What is being asked. Select every line below containing the word "phase".

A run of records
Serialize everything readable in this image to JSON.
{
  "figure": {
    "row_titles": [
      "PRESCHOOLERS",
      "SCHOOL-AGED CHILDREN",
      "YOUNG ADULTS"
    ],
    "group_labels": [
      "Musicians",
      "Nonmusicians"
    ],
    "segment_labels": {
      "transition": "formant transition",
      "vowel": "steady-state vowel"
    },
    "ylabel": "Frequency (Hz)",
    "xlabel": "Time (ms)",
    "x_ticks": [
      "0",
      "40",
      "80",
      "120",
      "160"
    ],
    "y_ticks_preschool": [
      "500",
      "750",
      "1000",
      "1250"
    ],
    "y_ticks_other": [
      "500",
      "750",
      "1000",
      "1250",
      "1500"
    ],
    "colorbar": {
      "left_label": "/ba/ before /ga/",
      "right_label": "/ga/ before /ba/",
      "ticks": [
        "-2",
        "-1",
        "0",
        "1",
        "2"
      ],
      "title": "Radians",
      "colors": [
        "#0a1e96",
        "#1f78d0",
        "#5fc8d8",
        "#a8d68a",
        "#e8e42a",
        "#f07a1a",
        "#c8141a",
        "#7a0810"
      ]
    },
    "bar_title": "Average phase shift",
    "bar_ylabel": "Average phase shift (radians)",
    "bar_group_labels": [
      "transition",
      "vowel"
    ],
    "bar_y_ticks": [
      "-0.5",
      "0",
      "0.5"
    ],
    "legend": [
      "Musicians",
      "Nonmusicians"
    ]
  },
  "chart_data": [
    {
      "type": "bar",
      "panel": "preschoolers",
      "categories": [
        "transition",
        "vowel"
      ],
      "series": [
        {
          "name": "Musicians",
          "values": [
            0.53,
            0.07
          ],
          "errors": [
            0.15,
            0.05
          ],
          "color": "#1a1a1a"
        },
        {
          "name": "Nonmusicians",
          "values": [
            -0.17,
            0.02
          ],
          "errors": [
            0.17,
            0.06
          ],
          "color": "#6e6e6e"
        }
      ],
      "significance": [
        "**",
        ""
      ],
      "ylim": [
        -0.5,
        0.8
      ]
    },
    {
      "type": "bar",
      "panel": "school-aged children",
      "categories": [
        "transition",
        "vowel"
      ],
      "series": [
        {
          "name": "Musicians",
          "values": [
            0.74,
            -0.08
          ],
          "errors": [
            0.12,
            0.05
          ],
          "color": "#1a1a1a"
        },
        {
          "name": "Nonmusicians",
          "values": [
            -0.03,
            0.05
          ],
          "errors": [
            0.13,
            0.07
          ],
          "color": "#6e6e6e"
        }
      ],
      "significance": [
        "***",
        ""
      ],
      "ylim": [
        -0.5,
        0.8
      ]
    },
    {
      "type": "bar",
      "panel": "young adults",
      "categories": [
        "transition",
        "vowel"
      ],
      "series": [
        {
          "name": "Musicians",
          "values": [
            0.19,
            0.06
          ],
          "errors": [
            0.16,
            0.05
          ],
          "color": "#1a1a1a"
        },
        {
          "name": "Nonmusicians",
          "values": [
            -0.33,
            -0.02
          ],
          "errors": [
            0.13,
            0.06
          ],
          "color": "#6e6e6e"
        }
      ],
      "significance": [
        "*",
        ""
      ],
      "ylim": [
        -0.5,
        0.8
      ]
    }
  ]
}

Task solution.
    "bar_title": "Average phase shift",
    "bar_ylabel": "Average phase shift (radians)",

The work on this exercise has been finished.